Go through the data below. List every line that holds the word "name".

(Extracts from a graphics dataset)
☆ ☆ ☆ ☆ ☆

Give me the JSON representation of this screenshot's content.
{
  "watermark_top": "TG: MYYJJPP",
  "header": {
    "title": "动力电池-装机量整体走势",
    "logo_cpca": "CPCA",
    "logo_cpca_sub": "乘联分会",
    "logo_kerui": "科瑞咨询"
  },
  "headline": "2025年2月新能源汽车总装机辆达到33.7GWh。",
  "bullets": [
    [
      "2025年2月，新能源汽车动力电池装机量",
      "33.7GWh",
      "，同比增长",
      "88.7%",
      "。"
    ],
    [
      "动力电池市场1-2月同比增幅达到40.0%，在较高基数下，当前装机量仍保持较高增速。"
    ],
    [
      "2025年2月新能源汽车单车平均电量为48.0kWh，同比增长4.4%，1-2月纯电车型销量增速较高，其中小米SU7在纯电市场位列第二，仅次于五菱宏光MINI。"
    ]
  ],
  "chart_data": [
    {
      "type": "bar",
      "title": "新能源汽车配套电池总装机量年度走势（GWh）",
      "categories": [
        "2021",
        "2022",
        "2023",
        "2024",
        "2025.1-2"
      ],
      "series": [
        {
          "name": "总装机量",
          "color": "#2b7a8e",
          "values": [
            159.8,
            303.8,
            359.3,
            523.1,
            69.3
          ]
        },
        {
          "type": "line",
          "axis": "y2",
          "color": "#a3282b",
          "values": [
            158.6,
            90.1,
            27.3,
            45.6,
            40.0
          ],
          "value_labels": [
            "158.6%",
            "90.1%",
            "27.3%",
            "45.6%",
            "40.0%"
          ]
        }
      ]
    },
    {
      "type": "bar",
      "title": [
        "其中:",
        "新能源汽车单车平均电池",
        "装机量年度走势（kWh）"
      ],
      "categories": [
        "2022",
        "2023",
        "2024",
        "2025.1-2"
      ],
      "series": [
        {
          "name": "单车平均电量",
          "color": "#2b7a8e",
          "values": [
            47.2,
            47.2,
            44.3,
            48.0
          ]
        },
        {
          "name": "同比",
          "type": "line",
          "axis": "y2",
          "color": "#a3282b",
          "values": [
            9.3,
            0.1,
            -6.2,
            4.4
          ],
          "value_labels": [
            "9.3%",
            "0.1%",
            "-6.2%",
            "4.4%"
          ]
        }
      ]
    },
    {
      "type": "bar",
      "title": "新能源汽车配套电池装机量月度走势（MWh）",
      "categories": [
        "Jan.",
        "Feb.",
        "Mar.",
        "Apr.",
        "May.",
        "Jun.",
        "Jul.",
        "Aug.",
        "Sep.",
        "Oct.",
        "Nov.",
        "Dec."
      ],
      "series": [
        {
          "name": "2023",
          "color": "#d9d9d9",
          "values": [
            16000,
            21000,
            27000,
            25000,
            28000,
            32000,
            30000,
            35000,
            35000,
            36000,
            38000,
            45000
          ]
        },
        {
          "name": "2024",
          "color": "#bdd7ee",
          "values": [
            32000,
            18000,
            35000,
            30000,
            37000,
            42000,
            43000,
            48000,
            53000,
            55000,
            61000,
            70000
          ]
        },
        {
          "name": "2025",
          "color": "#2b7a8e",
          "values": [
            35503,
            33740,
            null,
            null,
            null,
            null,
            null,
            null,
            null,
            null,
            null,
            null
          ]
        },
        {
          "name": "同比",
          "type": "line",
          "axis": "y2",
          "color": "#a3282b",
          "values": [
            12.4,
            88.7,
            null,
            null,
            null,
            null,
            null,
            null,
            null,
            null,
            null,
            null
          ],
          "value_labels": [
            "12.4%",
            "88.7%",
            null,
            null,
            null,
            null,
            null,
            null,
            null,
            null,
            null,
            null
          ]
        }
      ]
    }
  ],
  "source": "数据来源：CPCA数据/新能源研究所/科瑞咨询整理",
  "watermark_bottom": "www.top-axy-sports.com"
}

☆ ☆ ☆ ☆ ☆

REPLY TO THE EXERCISE
          "name": "总装机量",
          "name": "单车平均电量",
          "name": "同比",
          "name": "2023",
          "name": "2024",
          "name": "2025",
          "name": "同比",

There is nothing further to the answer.